> **Data provided**
+===+

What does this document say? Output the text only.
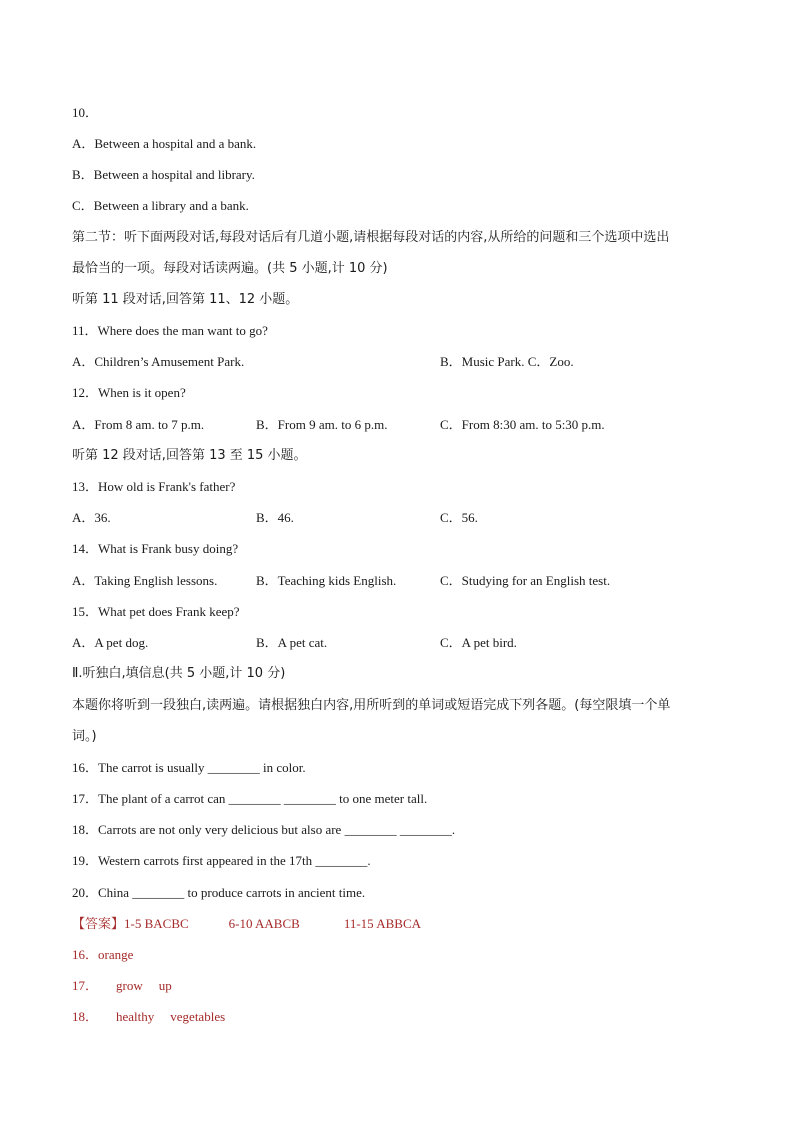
10．
A．Between a hospital and a bank.
B．Between a hospital and library.
C．Between a library and a bank.
第二节：听下面两段对话,每段对话后有几道小题,请根据每段对话的内容,从所给的问题和三个选项中选出
最恰当的一项。每段对话读两遍。(共 5 小题,计 10 分)
听第 11 段对话,回答第 11、12 小题。
11．Where does the man want to go?
A．Children’s Amusement Park.	B．Music Park. C．Zoo.
12．When is it open?
A．From 8 am. to 7 p.m.	B．From 9 am. to 6 p.m.	C．From 8:30 am. to 5:30 p.m.
听第 12 段对话,回答第 13 至 15 小题。
13．How old is Frank's father?
A．36.	B．46.	C．56.
14．What is Frank busy doing?
A．Taking English lessons.	B．Teaching kids English.	C．Studying for an English test.
15．What pet does Frank keep?
A．A pet dog.	B．A pet cat.	C．A pet bird.
Ⅱ.听独白,填信息(共 5 小题,计 10 分)
本题你将听到一段独白,读两遍。请根据独白内容,用所听到的单词或短语完成下列各题。(每空限填一个单
词。)
16．The carrot is usually ________ in color.
17．The plant of a carrot can ________ ________ to one meter tall.
18．Carrots are not only very delicious but also are ________ ________.
19．Western carrots first appeared in the 17th ________.
20．China ________ to produce carrots in ancient time.
【答案】1-5 BACBC	6-10 AABCB	11-15 ABBCA
16．orange
17． grow up
18． healthy vegetables
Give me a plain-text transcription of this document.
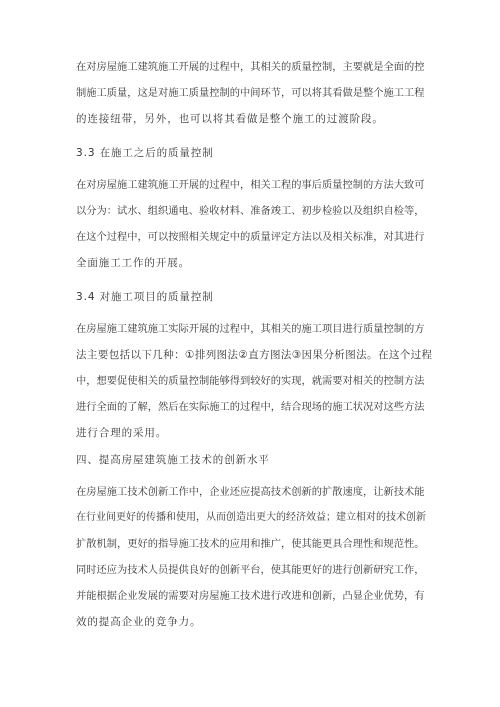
在对房屋施工建筑施工开展的过程中，其相关的质量控制，主要就是全面的控
制施工质量，这是对施工质量控制的中间环节，可以将其看做是整个施工工程
的连接纽带，另外，也可以将其看做是整个施工的过渡阶段。
3.3 在施工之后的质量控制
在对房屋施工建筑施工开展的过程中，相关工程的事后质量控制的方法大致可
以分为：试水、组织通电、验收材料、准备竣工、初步检验以及组织自检等，
在这个过程中，可以按照相关规定中的质量评定方法以及相关标准，对其进行
全面施工工作的开展。
3.4 对施工项目的质量控制
在房屋施工建筑施工实际开展的过程中，其相关的施工项目进行质量控制的方
法主要包括以下几种：①排列图法②直方图法③因果分析图法。在这个过程
中，想要促使相关的质量控制能够得到较好的实现，就需要对相关的控制方法
进行全面的了解，然后在实际施工的过程中，结合现场的施工状况对这些方法
进行合理的采用。
四、提高房屋建筑施工技术的创新水平
在房屋施工技术创新工作中，企业还应提高技术创新的扩散速度，让新技术能
在行业间更好的传播和使用，从而创造出更大的经济效益；建立相对的技术创新
扩散机制，更好的指导施工技术的应用和推广，使其能更具合理性和规范性。
同时还应为技术人员提供良好的创新平台，使其能更好的进行创新研究工作，
并能根据企业发展的需要对房屋施工技术进行改进和创新，凸显企业优势，有
效的提高企业的竞争力。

+===+

> **Exercise description**
Return the material exactly as given, apart from the pictures.

> **Written reply**
What does this document say? Output the text only.
10．
A．Between a hospital and a bank.
B．Between a hospital and library.
C．Between a library and a bank.
第二节：听下面两段对话,每段对话后有几道小题,请根据每段对话的内容,从所给的问题和三个选项中选出
最恰当的一项。每段对话读两遍。(共 5 小题,计 10 分)
听第 11 段对话,回答第 11、12 小题。
11．Where does the man want to go?
A．Children’s Amusement Park.	B．Music Park. C．Zoo.
12．When is it open?
A．From 8 am. to 7 p.m.	B．From 9 am. to 6 p.m.	C．From 8:30 am. to 5:30 p.m.
听第 12 段对话,回答第 13 至 15 小题。
13．How old is Frank's father?
A．36.	B．46.	C．56.
14．What is Frank busy doing?
A．Taking English lessons.	B．Teaching kids English.	C．Studying for an English test.
15．What pet does Frank keep?
A．A pet dog.	B．A pet cat.	C．A pet bird.
Ⅱ.听独白,填信息(共 5 小题,计 10 分)
本题你将听到一段独白,读两遍。请根据独白内容,用所听到的单词或短语完成下列各题。(每空限填一个单
词。)
16．The carrot is usually ________ in color.
17．The plant of a carrot can ________ ________ to one meter tall.
18．Carrots are not only very delicious but also are ________ ________.
19．Western carrots first appeared in the 17th ________.
20．China ________ to produce carrots in ancient time.
【答案】1-5 BACBC	6-10 AABCB	11-15 ABBCA
16．orange
17． grow up
18． healthy vegetables
Give me a plain-text transcription of this document.
在对房屋施工建筑施工开展的过程中，其相关的质量控制，主要就是全面的控
制施工质量，这是对施工质量控制的中间环节，可以将其看做是整个施工工程
的连接纽带，另外，也可以将其看做是整个施工的过渡阶段。
3.3 在施工之后的质量控制
在对房屋施工建筑施工开展的过程中，相关工程的事后质量控制的方法大致可
以分为：试水、组织通电、验收材料、准备竣工、初步检验以及组织自检等，
在这个过程中，可以按照相关规定中的质量评定方法以及相关标准，对其进行
全面施工工作的开展。
3.4 对施工项目的质量控制
在房屋施工建筑施工实际开展的过程中，其相关的施工项目进行质量控制的方
法主要包括以下几种：①排列图法②直方图法③因果分析图法。在这个过程
中，想要促使相关的质量控制能够得到较好的实现，就需要对相关的控制方法
进行全面的了解，然后在实际施工的过程中，结合现场的施工状况对这些方法
进行合理的采用。
四、提高房屋建筑施工技术的创新水平
在房屋施工技术创新工作中，企业还应提高技术创新的扩散速度，让新技术能
在行业间更好的传播和使用，从而创造出更大的经济效益；建立相对的技术创新
扩散机制，更好的指导施工技术的应用和推广，使其能更具合理性和规范性。
同时还应为技术人员提供良好的创新平台，使其能更好的进行创新研究工作，
并能根据企业发展的需要对房屋施工技术进行改进和创新，凸显企业优势，有
效的提高企业的竞争力。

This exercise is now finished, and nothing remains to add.